### [YOUR TASK]
Images excluded, repeat each entry below exactly.

### [LISTED RECORDS]
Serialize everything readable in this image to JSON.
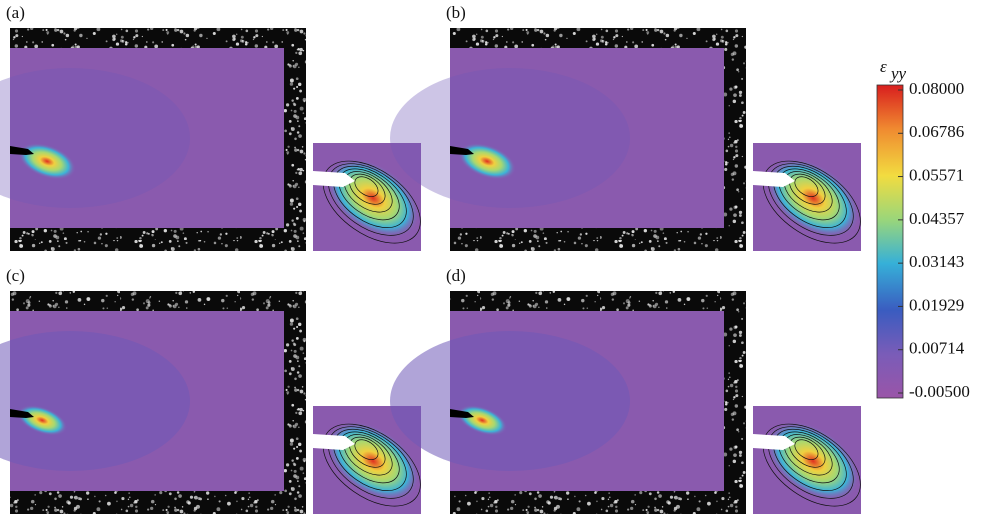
{
  "panels": [
    {
      "label": "(a)"
    },
    {
      "label": "(b)"
    },
    {
      "label": "(c)"
    },
    {
      "label": "(d)"
    }
  ],
  "colorbar": {
    "symbol": "ε",
    "subscript": "yy",
    "ticks": [
      "0.08000",
      "0.06786",
      "0.05571",
      "0.04357",
      "0.03143",
      "0.01929",
      "0.00714",
      "-0.00500"
    ]
  }
}
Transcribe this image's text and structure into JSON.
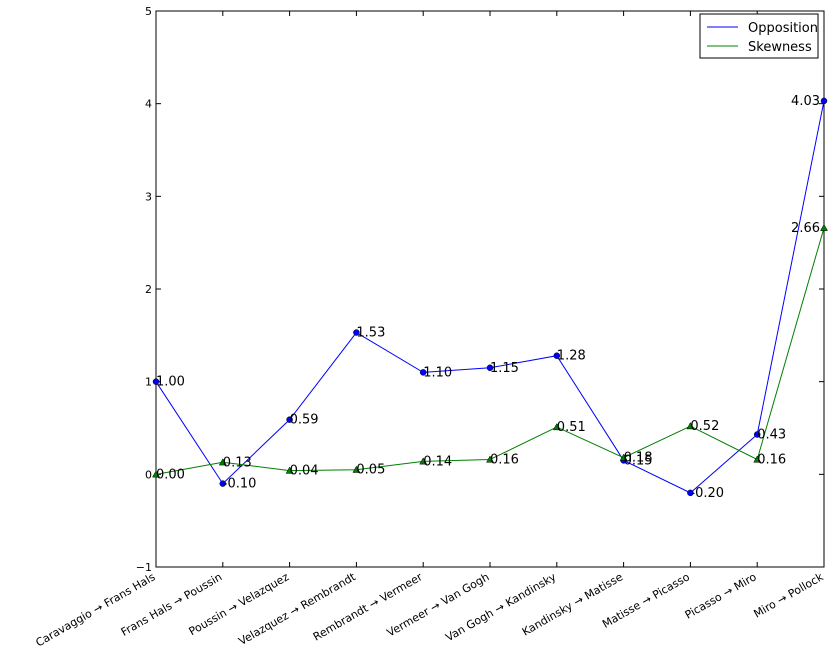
{
  "chart_data": {
    "type": "line",
    "title": "",
    "xlabel": "",
    "ylabel": "",
    "categories": [
      "Caravaggio → Frans Hals",
      "Frans Hals → Poussin",
      "Poussin → Velazquez",
      "Velazquez → Rembrandt",
      "Rembrandt → Vermeer",
      "Vermeer → Van Gogh",
      "Van Gogh → Kandinsky",
      "Kandinsky → Matisse",
      "Matisse → Picasso",
      "Picasso → Miro",
      "Miro → Pollock"
    ],
    "ylim": [
      -1,
      5
    ],
    "yticks": [
      "−1",
      "0",
      "1",
      "2",
      "3",
      "4",
      "5"
    ],
    "grid": false,
    "legend_position": "top-right",
    "series": [
      {
        "name": "Opposition",
        "color": "#0000ff",
        "marker": "circle",
        "values": [
          1.0,
          -0.1,
          0.59,
          1.53,
          1.1,
          1.15,
          1.28,
          0.15,
          -0.2,
          0.43,
          4.03
        ],
        "labels": [
          "1.00",
          "-0.10",
          "0.59",
          "1.53",
          "1.10",
          "1.15",
          "1.28",
          "0.15",
          "-0.20",
          "0.43",
          "4.03"
        ]
      },
      {
        "name": "Skewness",
        "color": "#008000",
        "marker": "triangle",
        "values": [
          0.0,
          0.13,
          0.04,
          0.05,
          0.14,
          0.16,
          0.51,
          0.18,
          0.52,
          0.16,
          2.66
        ],
        "labels": [
          "0.00",
          "0.13",
          "0.04",
          "0.05",
          "0.14",
          "0.16",
          "0.51",
          "0.18",
          "0.52",
          "0.16",
          "2.66"
        ]
      }
    ]
  }
}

### [SOLUTION BELOW]
Serialize everything readable in this image to JSON.
{
  "panels": [
    {
      "label": "(a)"
    },
    {
      "label": "(b)"
    },
    {
      "label": "(c)"
    },
    {
      "label": "(d)"
    }
  ],
  "colorbar": {
    "symbol": "ε",
    "subscript": "yy",
    "ticks": [
      "0.08000",
      "0.06786",
      "0.05571",
      "0.04357",
      "0.03143",
      "0.01929",
      "0.00714",
      "-0.00500"
    ]
  }
}
Transcribe this image's text and structure into JSON.
{
  "chart_data": {
    "type": "line",
    "title": "",
    "xlabel": "",
    "ylabel": "",
    "categories": [
      "Caravaggio → Frans Hals",
      "Frans Hals → Poussin",
      "Poussin → Velazquez",
      "Velazquez → Rembrandt",
      "Rembrandt → Vermeer",
      "Vermeer → Van Gogh",
      "Van Gogh → Kandinsky",
      "Kandinsky → Matisse",
      "Matisse → Picasso",
      "Picasso → Miro",
      "Miro → Pollock"
    ],
    "ylim": [
      -1,
      5
    ],
    "yticks": [
      "−1",
      "0",
      "1",
      "2",
      "3",
      "4",
      "5"
    ],
    "grid": false,
    "legend_position": "top-right",
    "series": [
      {
        "name": "Opposition",
        "color": "#0000ff",
        "marker": "circle",
        "values": [
          1.0,
          -0.1,
          0.59,
          1.53,
          1.1,
          1.15,
          1.28,
          0.15,
          -0.2,
          0.43,
          4.03
        ],
        "labels": [
          "1.00",
          "-0.10",
          "0.59",
          "1.53",
          "1.10",
          "1.15",
          "1.28",
          "0.15",
          "-0.20",
          "0.43",
          "4.03"
        ]
      },
      {
        "name": "Skewness",
        "color": "#008000",
        "marker": "triangle",
        "values": [
          0.0,
          0.13,
          0.04,
          0.05,
          0.14,
          0.16,
          0.51,
          0.18,
          0.52,
          0.16,
          2.66
        ],
        "labels": [
          "0.00",
          "0.13",
          "0.04",
          "0.05",
          "0.14",
          "0.16",
          "0.51",
          "0.18",
          "0.52",
          "0.16",
          "2.66"
        ]
      }
    ]
  }
}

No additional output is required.